SET TASK: Can you print, word for word, the part of the early career awards announcement below starting at "2013 Early Career" and ending at "their research focus."?

2013 Early Career Scientists Awarded, 2014 Open Call Announced


George Pau and Nathan Urban have been selected, along with 63 other recipients, by the U.S. Department of Energy's (DOE) Office of Science as Early Career Research Program award winners for 2013. Each winner will receive monetary funds from DOE's Earth System Modeling program over a period of five years to explore ways to advance their research focus.

Pau, a computational scientist at Lawrence Berkeley National Laboratory, studies high-performance computing, model reduction, and optimization of algorithms relevant to Earth sciences. He was funded to work on his proposal, “A Multiscale Reduced Order Method for Integrated Earth System Modeling.”

Urban, energy security fellow at Los Alamos National Laboratory, focuses his research on climate prediction and uncertainty quantification. He won funding for his proposal, “Beyond the Black Box: Combining System and Model Dynamics to Learn about Climate Uncertainties.”

The call for 2014 research applications is now open. The DOE Climate and Environmental Sciences Division is only accepting proposals in the area of the water cycle, with particular emphasis on process-level experimental, analysis, or modeling studies that indicate a clear path toward the incorporation of improved process-level understanding into Earth system models.

Principal Investigators (PI) who received doctorates no earlier than 2003 are eligible to apply. They must be full-time, permanent, non-postdoctoral national laboratory employees, or untenured assistant or associate professors on the tenure track as of the proposal deadline.

Key deadlines are:

  • Pre-proposals are due on or before September 5, 2013, at 5:00 p.m. Eastern Daylight Time.
  • Successful pre-applicants will be requested by DOE to submit a full proposal, due on or before November 19, 2013, at 5:00 p.m. Eastern Standard Time.

Each PI may submit only one Office of Science Early Career Research Program proposal per annual competition and should request project support for five years. In addition, a PI may not participate in more than three Office of Science Early Career Research Program competitions.

The DOE Office of Science website contains more information about the Early Career Research Program and an FAQ about the submission process. Awards are expected to begin in FY2014.

MATERIAL SHOWN:
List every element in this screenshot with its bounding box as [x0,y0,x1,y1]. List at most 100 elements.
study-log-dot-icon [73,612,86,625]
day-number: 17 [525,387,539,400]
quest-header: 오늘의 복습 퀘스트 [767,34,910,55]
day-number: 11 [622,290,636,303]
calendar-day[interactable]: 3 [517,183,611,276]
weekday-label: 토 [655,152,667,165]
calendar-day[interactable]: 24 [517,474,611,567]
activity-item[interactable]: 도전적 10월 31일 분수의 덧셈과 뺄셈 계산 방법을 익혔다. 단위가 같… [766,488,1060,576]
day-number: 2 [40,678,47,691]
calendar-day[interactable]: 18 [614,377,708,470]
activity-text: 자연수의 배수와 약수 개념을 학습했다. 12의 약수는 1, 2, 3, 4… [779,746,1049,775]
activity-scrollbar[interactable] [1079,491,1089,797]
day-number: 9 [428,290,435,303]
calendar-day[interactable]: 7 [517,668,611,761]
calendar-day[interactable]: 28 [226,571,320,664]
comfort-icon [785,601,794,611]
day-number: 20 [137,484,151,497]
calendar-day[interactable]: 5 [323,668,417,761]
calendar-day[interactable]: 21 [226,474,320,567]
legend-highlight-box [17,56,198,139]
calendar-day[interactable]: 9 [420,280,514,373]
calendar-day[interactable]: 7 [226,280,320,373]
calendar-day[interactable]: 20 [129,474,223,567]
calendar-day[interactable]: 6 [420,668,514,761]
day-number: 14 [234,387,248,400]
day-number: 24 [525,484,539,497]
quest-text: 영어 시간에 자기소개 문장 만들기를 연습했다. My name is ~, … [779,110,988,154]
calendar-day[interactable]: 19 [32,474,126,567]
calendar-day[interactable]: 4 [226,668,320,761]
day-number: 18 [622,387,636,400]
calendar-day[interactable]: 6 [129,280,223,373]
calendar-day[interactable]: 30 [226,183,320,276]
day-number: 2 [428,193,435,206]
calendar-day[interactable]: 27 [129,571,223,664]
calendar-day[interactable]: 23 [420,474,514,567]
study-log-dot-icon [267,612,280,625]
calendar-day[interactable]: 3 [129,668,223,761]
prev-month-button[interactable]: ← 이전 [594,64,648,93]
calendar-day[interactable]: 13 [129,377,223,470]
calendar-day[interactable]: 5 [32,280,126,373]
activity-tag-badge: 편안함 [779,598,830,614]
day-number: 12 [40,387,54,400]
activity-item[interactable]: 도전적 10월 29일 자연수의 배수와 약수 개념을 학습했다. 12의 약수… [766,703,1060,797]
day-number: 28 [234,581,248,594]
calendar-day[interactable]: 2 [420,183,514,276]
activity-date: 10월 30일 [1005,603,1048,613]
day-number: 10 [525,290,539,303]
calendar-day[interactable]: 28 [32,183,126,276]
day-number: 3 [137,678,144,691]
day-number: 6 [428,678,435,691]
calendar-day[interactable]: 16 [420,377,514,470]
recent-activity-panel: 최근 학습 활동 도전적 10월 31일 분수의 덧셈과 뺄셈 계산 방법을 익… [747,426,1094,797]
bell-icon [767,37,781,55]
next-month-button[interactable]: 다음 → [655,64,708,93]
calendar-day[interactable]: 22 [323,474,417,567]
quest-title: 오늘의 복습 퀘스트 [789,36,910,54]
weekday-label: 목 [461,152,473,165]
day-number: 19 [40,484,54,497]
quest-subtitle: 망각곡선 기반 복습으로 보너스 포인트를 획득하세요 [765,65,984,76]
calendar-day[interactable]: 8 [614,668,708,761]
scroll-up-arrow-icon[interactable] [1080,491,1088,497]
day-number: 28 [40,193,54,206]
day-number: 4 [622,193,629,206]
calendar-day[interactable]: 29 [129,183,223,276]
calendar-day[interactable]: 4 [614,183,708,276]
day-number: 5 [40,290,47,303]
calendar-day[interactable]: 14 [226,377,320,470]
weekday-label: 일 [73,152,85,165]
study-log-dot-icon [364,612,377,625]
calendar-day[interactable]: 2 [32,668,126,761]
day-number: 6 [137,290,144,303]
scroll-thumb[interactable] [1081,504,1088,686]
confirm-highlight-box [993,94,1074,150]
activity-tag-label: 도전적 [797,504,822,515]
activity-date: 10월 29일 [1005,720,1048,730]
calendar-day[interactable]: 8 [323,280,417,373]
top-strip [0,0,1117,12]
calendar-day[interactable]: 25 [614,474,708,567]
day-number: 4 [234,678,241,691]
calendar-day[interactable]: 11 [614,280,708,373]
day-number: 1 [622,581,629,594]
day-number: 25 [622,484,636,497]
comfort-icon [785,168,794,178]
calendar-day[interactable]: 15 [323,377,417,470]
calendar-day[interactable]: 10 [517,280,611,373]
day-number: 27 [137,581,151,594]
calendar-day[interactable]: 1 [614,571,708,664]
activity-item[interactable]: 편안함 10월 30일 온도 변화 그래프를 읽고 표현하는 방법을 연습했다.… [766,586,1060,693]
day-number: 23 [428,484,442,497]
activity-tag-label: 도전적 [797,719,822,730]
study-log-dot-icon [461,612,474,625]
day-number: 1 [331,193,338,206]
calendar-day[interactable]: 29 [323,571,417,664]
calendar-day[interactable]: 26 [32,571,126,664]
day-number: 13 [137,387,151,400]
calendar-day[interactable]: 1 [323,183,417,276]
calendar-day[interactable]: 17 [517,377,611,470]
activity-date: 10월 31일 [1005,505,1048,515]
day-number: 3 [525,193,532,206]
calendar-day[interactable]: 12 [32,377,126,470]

FULL ANSWER:
2013 Early Career Scientists Awarded, 2014 Open Call Announced


George Pau and Nathan Urban have been selected, along with 63 other recipients, by the U.S. Department of Energy's (DOE) Office of Science as Early Career Research Program award winners for 2013. Each winner will receive monetary funds from DOE's Earth System Modeling program over a period of five years to explore ways to advance their research focus.